## What the task asks
Copy, in full, each line of the material that holds the word "Packet".

═══ Data

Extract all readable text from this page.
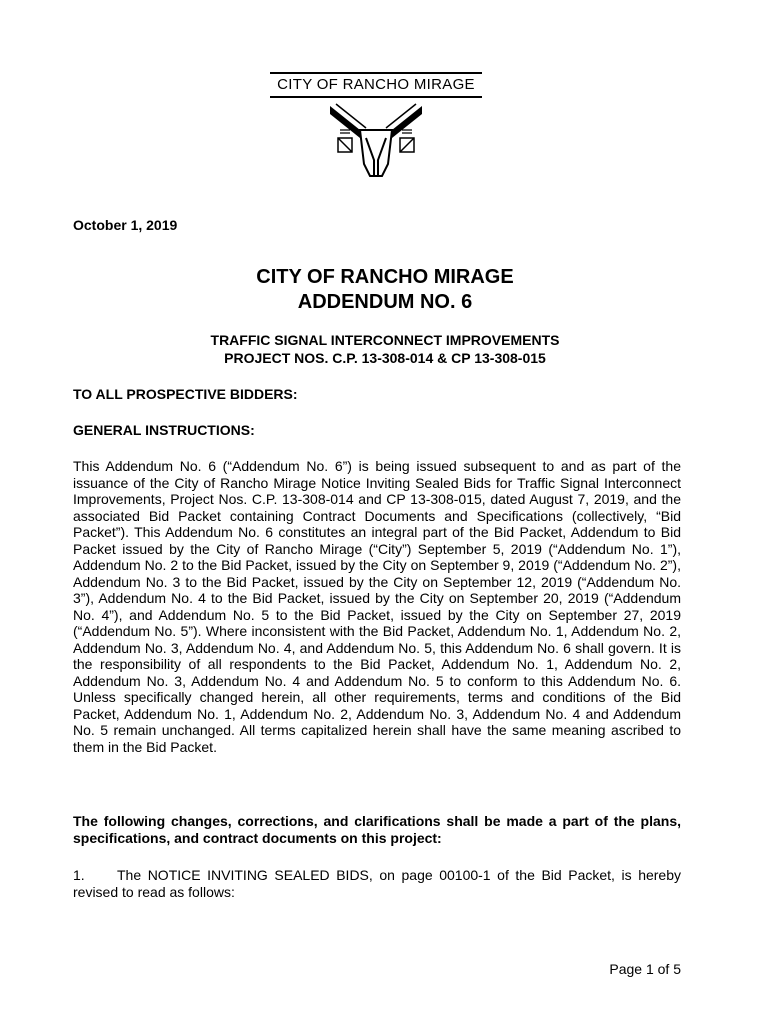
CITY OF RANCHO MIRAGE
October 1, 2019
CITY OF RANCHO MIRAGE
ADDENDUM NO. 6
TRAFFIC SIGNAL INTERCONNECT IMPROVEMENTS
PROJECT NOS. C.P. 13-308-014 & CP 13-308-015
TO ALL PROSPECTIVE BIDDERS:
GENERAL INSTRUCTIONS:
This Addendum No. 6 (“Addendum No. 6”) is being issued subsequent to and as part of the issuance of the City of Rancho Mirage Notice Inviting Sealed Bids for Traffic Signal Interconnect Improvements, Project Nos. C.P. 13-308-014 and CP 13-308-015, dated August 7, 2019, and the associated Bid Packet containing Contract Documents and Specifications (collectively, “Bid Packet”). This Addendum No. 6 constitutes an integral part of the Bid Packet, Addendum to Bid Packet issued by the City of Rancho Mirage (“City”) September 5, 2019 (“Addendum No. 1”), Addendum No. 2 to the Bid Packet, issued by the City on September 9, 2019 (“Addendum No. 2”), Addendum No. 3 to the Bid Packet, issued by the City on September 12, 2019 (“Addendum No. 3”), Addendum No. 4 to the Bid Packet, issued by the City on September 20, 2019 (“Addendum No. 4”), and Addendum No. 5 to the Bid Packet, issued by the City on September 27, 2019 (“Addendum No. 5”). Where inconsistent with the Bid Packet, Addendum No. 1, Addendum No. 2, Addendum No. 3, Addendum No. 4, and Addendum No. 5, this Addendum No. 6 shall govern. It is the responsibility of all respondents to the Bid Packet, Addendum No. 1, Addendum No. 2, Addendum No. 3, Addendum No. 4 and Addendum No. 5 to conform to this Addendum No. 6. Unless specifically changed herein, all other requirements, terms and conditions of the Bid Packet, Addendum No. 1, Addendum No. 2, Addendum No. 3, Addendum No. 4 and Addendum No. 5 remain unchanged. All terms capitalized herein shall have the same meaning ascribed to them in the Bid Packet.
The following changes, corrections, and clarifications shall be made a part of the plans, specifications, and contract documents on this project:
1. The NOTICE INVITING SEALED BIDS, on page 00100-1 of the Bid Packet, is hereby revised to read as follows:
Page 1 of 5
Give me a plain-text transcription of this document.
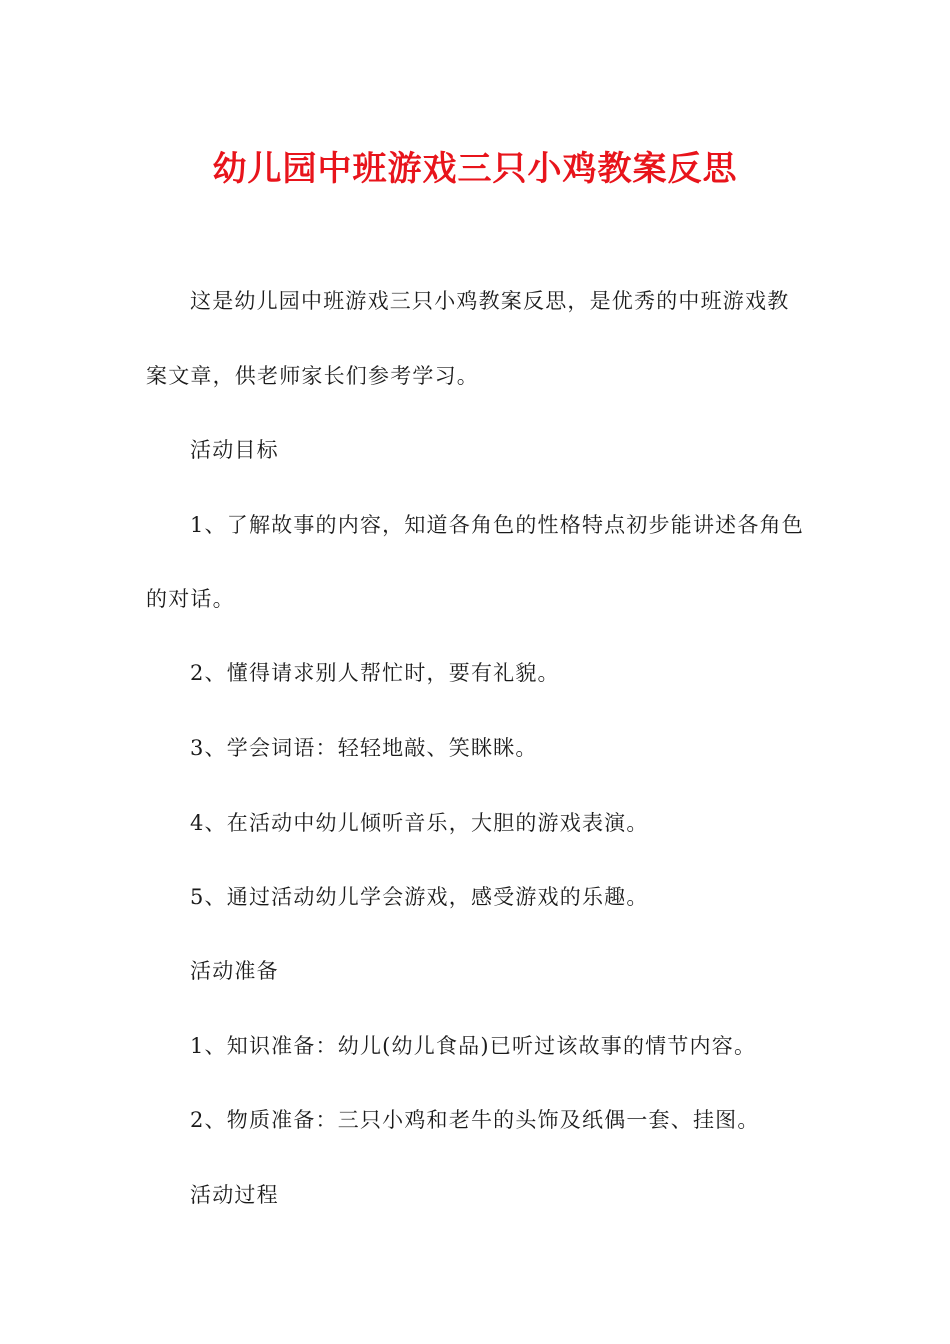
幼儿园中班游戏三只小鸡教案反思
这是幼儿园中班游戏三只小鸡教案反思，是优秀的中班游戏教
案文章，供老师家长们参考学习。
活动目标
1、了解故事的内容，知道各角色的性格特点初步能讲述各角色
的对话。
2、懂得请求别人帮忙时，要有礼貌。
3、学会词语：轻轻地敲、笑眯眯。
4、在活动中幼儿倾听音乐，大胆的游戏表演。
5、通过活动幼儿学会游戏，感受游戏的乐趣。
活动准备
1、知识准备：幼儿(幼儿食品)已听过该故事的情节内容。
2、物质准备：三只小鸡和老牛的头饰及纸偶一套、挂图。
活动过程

══════

## Solved exercise
This Addendum No. 6 (“Addendum No. 6”) is being issued subsequent to and as part of the issuance of the City of Rancho Mirage Notice Inviting Sealed Bids for Traffic Signal Interconnect Improvements, Project Nos. C.P. 13-308-014 and CP 13-308-015, dated August 7, 2019, and the associated Bid Packet containing Contract Documents and Specifications (collectively, “Bid Packet”). This Addendum No. 6 constitutes an integral part of the Bid Packet, Addendum to Bid Packet issued by the City of Rancho Mirage (“City”) September 5, 2019 (“Addendum No. 1”), Addendum No. 2 to the Bid Packet, issued by the City on September 9, 2019 (“Addendum No. 2”), Addendum No. 3 to the Bid Packet, issued by the City on September 12, 2019 (“Addendum No. 3”), Addendum No. 4 to the Bid Packet, issued by the City on September 20, 2019 (“Addendum No. 4”), and Addendum No. 5 to the Bid Packet, issued by the City on September 27, 2019 (“Addendum No. 5”). Where inconsistent with the Bid Packet, Addendum No. 1, Addendum No. 2, Addendum No. 3, Addendum No. 4, and Addendum No. 5, this Addendum No. 6 shall govern. It is the responsibility of all respondents to the Bid Packet, Addendum No. 1, Addendum No. 2, Addendum No. 3, Addendum No. 4 and Addendum No. 5 to conform to this Addendum No. 6. Unless specifically changed herein, all other requirements, terms and conditions of the Bid Packet, Addendum No. 1, Addendum No. 2, Addendum No. 3, Addendum No. 4 and Addendum No. 5 remain unchanged. All terms capitalized herein shall have the same meaning ascribed to them in the Bid Packet.
1. The NOTICE INVITING SEALED BIDS, on page 00100-1 of the Bid Packet, is hereby revised to read as follows:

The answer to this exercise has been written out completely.